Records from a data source
++++++++++++++++++++
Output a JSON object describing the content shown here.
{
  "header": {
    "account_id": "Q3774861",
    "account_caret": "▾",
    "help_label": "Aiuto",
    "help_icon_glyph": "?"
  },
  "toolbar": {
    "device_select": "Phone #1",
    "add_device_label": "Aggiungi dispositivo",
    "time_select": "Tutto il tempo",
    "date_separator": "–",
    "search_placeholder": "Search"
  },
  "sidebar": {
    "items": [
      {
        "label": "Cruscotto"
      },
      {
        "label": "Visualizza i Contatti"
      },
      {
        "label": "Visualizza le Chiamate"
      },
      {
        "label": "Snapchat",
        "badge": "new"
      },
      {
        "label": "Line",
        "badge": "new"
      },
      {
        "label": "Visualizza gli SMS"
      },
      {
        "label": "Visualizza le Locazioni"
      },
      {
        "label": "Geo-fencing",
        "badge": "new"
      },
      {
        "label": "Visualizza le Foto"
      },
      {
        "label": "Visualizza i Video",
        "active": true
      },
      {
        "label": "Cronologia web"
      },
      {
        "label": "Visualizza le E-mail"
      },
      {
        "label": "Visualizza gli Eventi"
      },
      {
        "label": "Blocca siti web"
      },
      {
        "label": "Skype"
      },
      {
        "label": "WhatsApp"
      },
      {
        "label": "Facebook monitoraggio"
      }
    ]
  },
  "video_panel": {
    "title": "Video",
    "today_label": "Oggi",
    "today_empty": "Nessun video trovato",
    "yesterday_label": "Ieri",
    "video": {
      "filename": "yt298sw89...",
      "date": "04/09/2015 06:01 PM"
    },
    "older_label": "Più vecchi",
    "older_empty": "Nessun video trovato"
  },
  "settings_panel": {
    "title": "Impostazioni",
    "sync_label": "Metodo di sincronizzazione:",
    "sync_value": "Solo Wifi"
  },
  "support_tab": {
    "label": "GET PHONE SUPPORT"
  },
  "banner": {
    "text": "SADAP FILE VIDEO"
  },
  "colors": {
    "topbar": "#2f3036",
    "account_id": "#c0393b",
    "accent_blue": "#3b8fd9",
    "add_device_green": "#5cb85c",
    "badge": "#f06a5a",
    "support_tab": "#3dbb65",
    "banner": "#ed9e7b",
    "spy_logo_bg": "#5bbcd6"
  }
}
++++++++++++++++++++
Write the entries again, exactly as they stand.

Exercise answer -
Output a JSON object describing the content shown here.
{
  "header": {
    "account_id": "Q3774861",
    "account_caret": "▾",
    "help_label": "Aiuto",
    "help_icon_glyph": "?"
  },
  "toolbar": {
    "device_select": "Phone #1",
    "add_device_label": "Aggiungi dispositivo",
    "time_select": "Tutto il tempo",
    "date_separator": "–",
    "search_placeholder": "Search"
  },
  "sidebar": {
    "items": [
      {
        "label": "Cruscotto"
      },
      {
        "label": "Visualizza i Contatti"
      },
      {
        "label": "Visualizza le Chiamate"
      },
      {
        "label": "Snapchat",
        "badge": "new"
      },
      {
        "label": "Line",
        "badge": "new"
      },
      {
        "label": "Visualizza gli SMS"
      },
      {
        "label": "Visualizza le Locazioni"
      },
      {
        "label": "Geo-fencing",
        "badge": "new"
      },
      {
        "label": "Visualizza le Foto"
      },
      {
        "label": "Visualizza i Video",
        "active": true
      },
      {
        "label": "Cronologia web"
      },
      {
        "label": "Visualizza le E-mail"
      },
      {
        "label": "Visualizza gli Eventi"
      },
      {
        "label": "Blocca siti web"
      },
      {
        "label": "Skype"
      },
      {
        "label": "WhatsApp"
      },
      {
        "label": "Facebook monitoraggio"
      }
    ]
  },
  "video_panel": {
    "title": "Video",
    "today_label": "Oggi",
    "today_empty": "Nessun video trovato",
    "yesterday_label": "Ieri",
    "video": {
      "filename": "yt298sw89...",
      "date": "04/09/2015 06:01 PM"
    },
    "older_label": "Più vecchi",
    "older_empty": "Nessun video trovato"
  },
  "settings_panel": {
    "title": "Impostazioni",
    "sync_label": "Metodo di sincronizzazione:",
    "sync_value": "Solo Wifi"
  },
  "support_tab": {
    "label": "GET PHONE SUPPORT"
  },
  "banner": {
    "text": "SADAP FILE VIDEO"
  },
  "colors": {
    "topbar": "#2f3036",
    "account_id": "#c0393b",
    "accent_blue": "#3b8fd9",
    "add_device_green": "#5cb85c",
    "badge": "#f06a5a",
    "support_tab": "#3dbb65",
    "banner": "#ed9e7b",
    "spy_logo_bg": "#5bbcd6"
  }
}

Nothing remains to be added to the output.